(Collected data entries)
....

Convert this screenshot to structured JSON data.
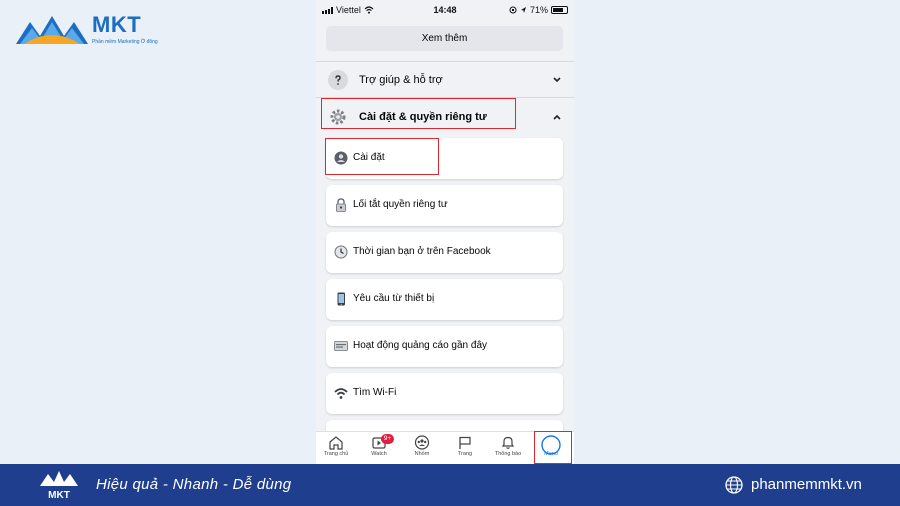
{
  "brand": {
    "name": "MKT",
    "tagline": "Phần mềm Marketing Ở đông",
    "colors": {
      "blue": "#1b6ec2",
      "orange": "#f5a623",
      "footer": "#1f3f8e",
      "highlight": "#e0262e"
    }
  },
  "status_bar": {
    "carrier": "Viettel",
    "time": "14:48",
    "battery": "71%"
  },
  "menu": {
    "see_more": "Xem thêm",
    "help_section": {
      "label": "Trợ giúp & hỗ trợ",
      "icon": "question-icon",
      "state": "collapsed"
    },
    "settings_section": {
      "label": "Cài đặt & quyền riêng tư",
      "icon": "gear-icon",
      "state": "expanded"
    },
    "items": [
      {
        "label": "Cài đặt",
        "icon": "profile-settings-icon"
      },
      {
        "label": "Lối tắt quyền riêng tư",
        "icon": "lock-icon"
      },
      {
        "label": "Thời gian bạn ở trên Facebook",
        "icon": "clock-icon"
      },
      {
        "label": "Yêu cầu từ thiết bị",
        "icon": "phone-icon"
      },
      {
        "label": "Hoạt động quảng cáo gần đây",
        "icon": "ad-icon"
      },
      {
        "label": "Tìm Wi-Fi",
        "icon": "wifi-icon"
      }
    ]
  },
  "tab_bar": {
    "tabs": [
      {
        "label": "Trang chủ",
        "icon": "home-icon"
      },
      {
        "label": "Watch",
        "icon": "watch-icon",
        "badge": "9+"
      },
      {
        "label": "Nhóm",
        "icon": "groups-icon"
      },
      {
        "label": "Trang",
        "icon": "flag-icon"
      },
      {
        "label": "Thông báo",
        "icon": "bell-icon"
      },
      {
        "label": "Menu",
        "icon": "menu-avatar-icon",
        "active": true
      }
    ]
  },
  "footer": {
    "slogan": "Hiệu quả - Nhanh - Dễ dùng",
    "website": "phanmemmkt.vn"
  }
}
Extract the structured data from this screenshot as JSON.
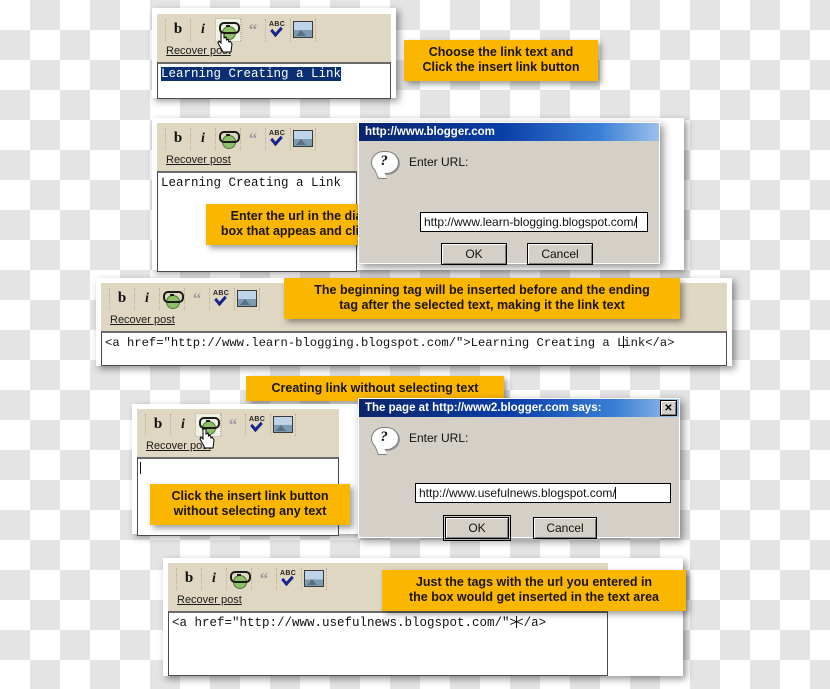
{
  "toolbar": {
    "buttons": [
      {
        "name": "bold",
        "label": "b"
      },
      {
        "name": "italic",
        "label": "i"
      },
      {
        "name": "insert-link",
        "label": "link"
      },
      {
        "name": "blockquote",
        "label": "“"
      },
      {
        "name": "spell-check",
        "label": "ABC"
      },
      {
        "name": "insert-image",
        "label": "image"
      }
    ],
    "recover_label": "Recover post",
    "abc_label": "ABC"
  },
  "step1": {
    "editor_text_selected": "Learning Creating a L",
    "editor_text_after_caret": "ink",
    "callout": "Choose the link text and\nClick the insert link button"
  },
  "step2": {
    "editor_text": "Learning Creating a Link",
    "callout": "Enter the url in the dialog\nbox that appeas and click ok",
    "dialog": {
      "title": "http://www.blogger.com",
      "prompt": "Enter URL:",
      "input_value": "http://www.learn-blogging.blogspot.com/",
      "ok_label": "OK",
      "cancel_label": "Cancel"
    }
  },
  "step3": {
    "callout": "The beginning tag will be inserted before and the ending\ntag after the selected text, making it the link text",
    "code_before_caret": "<a href=\"http://www.learn-blogging.blogspot.com/\">Learning Creating a L",
    "code_after_caret": "ink</a>"
  },
  "step4": {
    "heading_callout": "Creating link without selecting text",
    "callout": "Click the insert link button\nwithout selecting any text",
    "editor_text": "",
    "dialog": {
      "title": "The page at http://www2.blogger.com says:",
      "close_label": "✕",
      "prompt": "Enter URL:",
      "input_value": "http://www.usefulnews.blogspot.com/",
      "ok_label": "OK",
      "cancel_label": "Cancel"
    }
  },
  "step5": {
    "callout": "Just the tags with the url you entered in\nthe box would get inserted in the text area",
    "code_before_caret": "<a href=\"http://www.usefulnews.blogspot.com/\">",
    "code_after_caret": "</a>"
  },
  "colors": {
    "callout_bg": "#fbb700",
    "toolbar_bg": "#e0d7c3",
    "dialog_bg": "#d4d0c8",
    "titlebar_start": "#0a246a",
    "selection_bg": "#0a2f72"
  }
}
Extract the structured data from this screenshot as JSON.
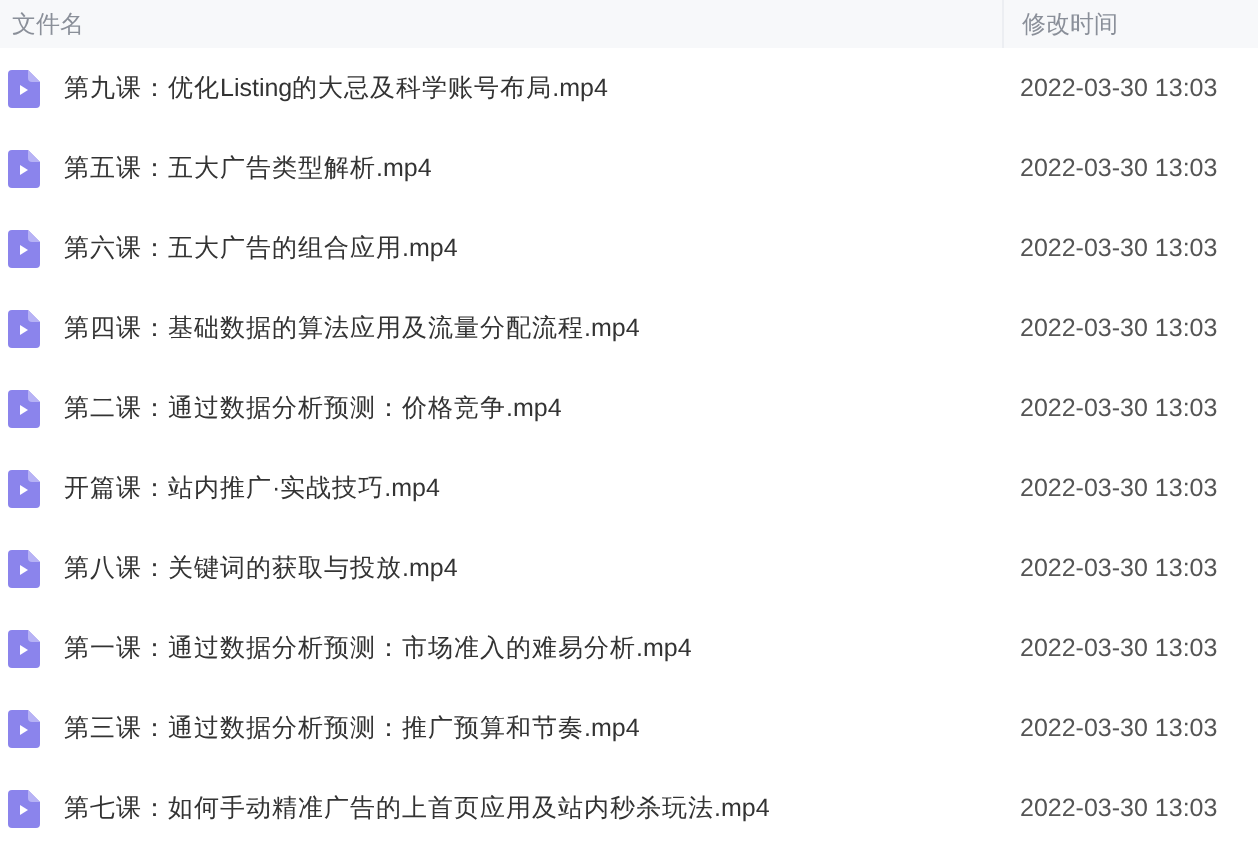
{
  "table": {
    "columns": [
      "文件名",
      "修改时间"
    ],
    "rows": [
      {
        "name": "第九课：优化Listing的大忌及科学账号布局.mp4",
        "modified": "2022-03-30 13:03"
      },
      {
        "name": "第五课：五大广告类型解析.mp4",
        "modified": "2022-03-30 13:03"
      },
      {
        "name": "第六课：五大广告的组合应用.mp4",
        "modified": "2022-03-30 13:03"
      },
      {
        "name": "第四课：基础数据的算法应用及流量分配流程.mp4",
        "modified": "2022-03-30 13:03"
      },
      {
        "name": "第二课：通过数据分析预测：价格竞争.mp4",
        "modified": "2022-03-30 13:03"
      },
      {
        "name": "开篇课：站内推广·实战技巧.mp4",
        "modified": "2022-03-30 13:03"
      },
      {
        "name": "第八课：关键词的获取与投放.mp4",
        "modified": "2022-03-30 13:03"
      },
      {
        "name": "第一课：通过数据分析预测：市场准入的难易分析.mp4",
        "modified": "2022-03-30 13:03"
      },
      {
        "name": "第三课：通过数据分析预测：推广预算和节奏.mp4",
        "modified": "2022-03-30 13:03"
      },
      {
        "name": "第七课：如何手动精准广告的上首页应用及站内秒杀玩法.mp4",
        "modified": "2022-03-30 13:03"
      }
    ]
  }
}
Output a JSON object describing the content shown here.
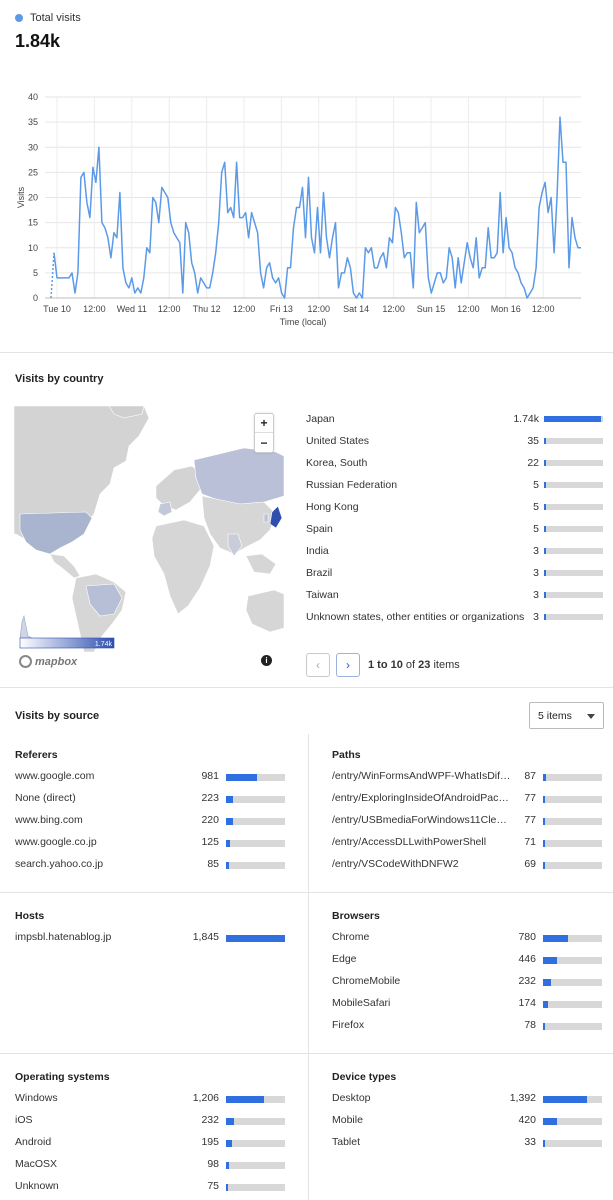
{
  "summary": {
    "legend_label": "Total visits",
    "legend_color": "#5b9ae8",
    "total": "1.84k"
  },
  "chart_data": {
    "type": "line",
    "xlabel": "Time (local)",
    "ylabel": "Visits",
    "ylim": [
      0,
      40
    ],
    "yticks": [
      0,
      5,
      10,
      15,
      20,
      25,
      30,
      35,
      40
    ],
    "x_tick_labels": [
      "Tue 10",
      "12:00",
      "Wed 11",
      "12:00",
      "Thu 12",
      "12:00",
      "Fri 13",
      "12:00",
      "Sat 14",
      "12:00",
      "Sun 15",
      "12:00",
      "Mon 16",
      "12:00"
    ],
    "grid": true,
    "color": "#5b9ae8",
    "series": [
      {
        "values": [
          0,
          9,
          4,
          4,
          4,
          4,
          4,
          5,
          1,
          5,
          24,
          25,
          19,
          16,
          26,
          23,
          30,
          15,
          14,
          12,
          8,
          13,
          12,
          21,
          6,
          3,
          2,
          4,
          1,
          2,
          1,
          4,
          10,
          9,
          20,
          19,
          15,
          22,
          21,
          20,
          15,
          13,
          12,
          11,
          1,
          15,
          13,
          7,
          5,
          1,
          4,
          3,
          2,
          2,
          5,
          9,
          15,
          25,
          27,
          17,
          18,
          16,
          27,
          16,
          16,
          17,
          12,
          17,
          15,
          13,
          5,
          2,
          6,
          7,
          4,
          3,
          4,
          1,
          0,
          6,
          6,
          14,
          18,
          18,
          22,
          12,
          24,
          12,
          9,
          18,
          9,
          21,
          12,
          8,
          12,
          15,
          2,
          5,
          5,
          8,
          6,
          1,
          0,
          1,
          0,
          10,
          9,
          10,
          6,
          6,
          8,
          9,
          6,
          12,
          11,
          18,
          17,
          13,
          8,
          9,
          9,
          2,
          19,
          13,
          14,
          15,
          4,
          1,
          3,
          5,
          5,
          3,
          4,
          10,
          8,
          2,
          8,
          3,
          7,
          11,
          8,
          6,
          12,
          4,
          6,
          6,
          14,
          8,
          8,
          9,
          21,
          9,
          16,
          10,
          9,
          6,
          5,
          3,
          2,
          0,
          1,
          2,
          6,
          18,
          21,
          23,
          17,
          20,
          9,
          20,
          36,
          27,
          27,
          6,
          16,
          12,
          10,
          10
        ]
      }
    ]
  },
  "country_section": {
    "title": "Visits by country",
    "map_legend_max": "1.74k",
    "mapbox_label": "mapbox",
    "zoom_in": "+",
    "zoom_out": "−",
    "info": "i",
    "rows": [
      {
        "name": "Japan",
        "value": "1.74k",
        "fraction": 0.96
      },
      {
        "name": "United States",
        "value": "35",
        "fraction": 0.04
      },
      {
        "name": "Korea, South",
        "value": "22",
        "fraction": 0.03
      },
      {
        "name": "Russian Federation",
        "value": "5",
        "fraction": 0.02
      },
      {
        "name": "Hong Kong",
        "value": "5",
        "fraction": 0.02
      },
      {
        "name": "Spain",
        "value": "5",
        "fraction": 0.02
      },
      {
        "name": "India",
        "value": "3",
        "fraction": 0.015
      },
      {
        "name": "Brazil",
        "value": "3",
        "fraction": 0.015
      },
      {
        "name": "Taiwan",
        "value": "3",
        "fraction": 0.015
      },
      {
        "name": "Unknown states, other entities or organizations",
        "value": "3",
        "fraction": 0.015
      }
    ],
    "pager": {
      "prev": "‹",
      "next": "›",
      "range": "1 to 10",
      "of_word": "of",
      "total": "23",
      "items_word": "items"
    }
  },
  "source_section": {
    "title": "Visits by source",
    "select_value": "5 items",
    "panels": {
      "referers": {
        "title": "Referers",
        "rows": [
          {
            "name": "www.google.com",
            "value": "981",
            "fraction": 0.53
          },
          {
            "name": "None (direct)",
            "value": "223",
            "fraction": 0.12
          },
          {
            "name": "www.bing.com",
            "value": "220",
            "fraction": 0.12
          },
          {
            "name": "www.google.co.jp",
            "value": "125",
            "fraction": 0.07
          },
          {
            "name": "search.yahoo.co.jp",
            "value": "85",
            "fraction": 0.05
          }
        ]
      },
      "paths": {
        "title": "Paths",
        "rows": [
          {
            "name": "/entry/WinFormsAndWPF-WhatIsDiffe...",
            "value": "87",
            "fraction": 0.05
          },
          {
            "name": "/entry/ExploringInsideOfAndroidPacka...",
            "value": "77",
            "fraction": 0.04
          },
          {
            "name": "/entry/USBmediaForWindows11Cleanl...",
            "value": "77",
            "fraction": 0.04
          },
          {
            "name": "/entry/AccessDLLwithPowerShell",
            "value": "71",
            "fraction": 0.04
          },
          {
            "name": "/entry/VSCodeWithDNFW2",
            "value": "69",
            "fraction": 0.04
          }
        ]
      },
      "hosts": {
        "title": "Hosts",
        "rows": [
          {
            "name": "impsbl.hatenablog.jp",
            "value": "1,845",
            "fraction": 1.0
          }
        ]
      },
      "browsers": {
        "title": "Browsers",
        "rows": [
          {
            "name": "Chrome",
            "value": "780",
            "fraction": 0.42
          },
          {
            "name": "Edge",
            "value": "446",
            "fraction": 0.24
          },
          {
            "name": "ChromeMobile",
            "value": "232",
            "fraction": 0.13
          },
          {
            "name": "MobileSafari",
            "value": "174",
            "fraction": 0.09
          },
          {
            "name": "Firefox",
            "value": "78",
            "fraction": 0.04
          }
        ]
      },
      "os": {
        "title": "Operating systems",
        "rows": [
          {
            "name": "Windows",
            "value": "1,206",
            "fraction": 0.65
          },
          {
            "name": "iOS",
            "value": "232",
            "fraction": 0.13
          },
          {
            "name": "Android",
            "value": "195",
            "fraction": 0.11
          },
          {
            "name": "MacOSX",
            "value": "98",
            "fraction": 0.05
          },
          {
            "name": "Unknown",
            "value": "75",
            "fraction": 0.04
          }
        ]
      },
      "devices": {
        "title": "Device types",
        "rows": [
          {
            "name": "Desktop",
            "value": "1,392",
            "fraction": 0.75
          },
          {
            "name": "Mobile",
            "value": "420",
            "fraction": 0.23
          },
          {
            "name": "Tablet",
            "value": "33",
            "fraction": 0.02
          }
        ]
      }
    }
  }
}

....

§ **Problem requirements**:
In the entries above, identify every line with the string "blogging".

§ **Expected output**:
      "input_value": "http://www.learn-blogging.blogspot.com/",
    "code_before_caret": "<a href=\"http://www.learn-blogging.blogspot.com/\">Learning Creating a L",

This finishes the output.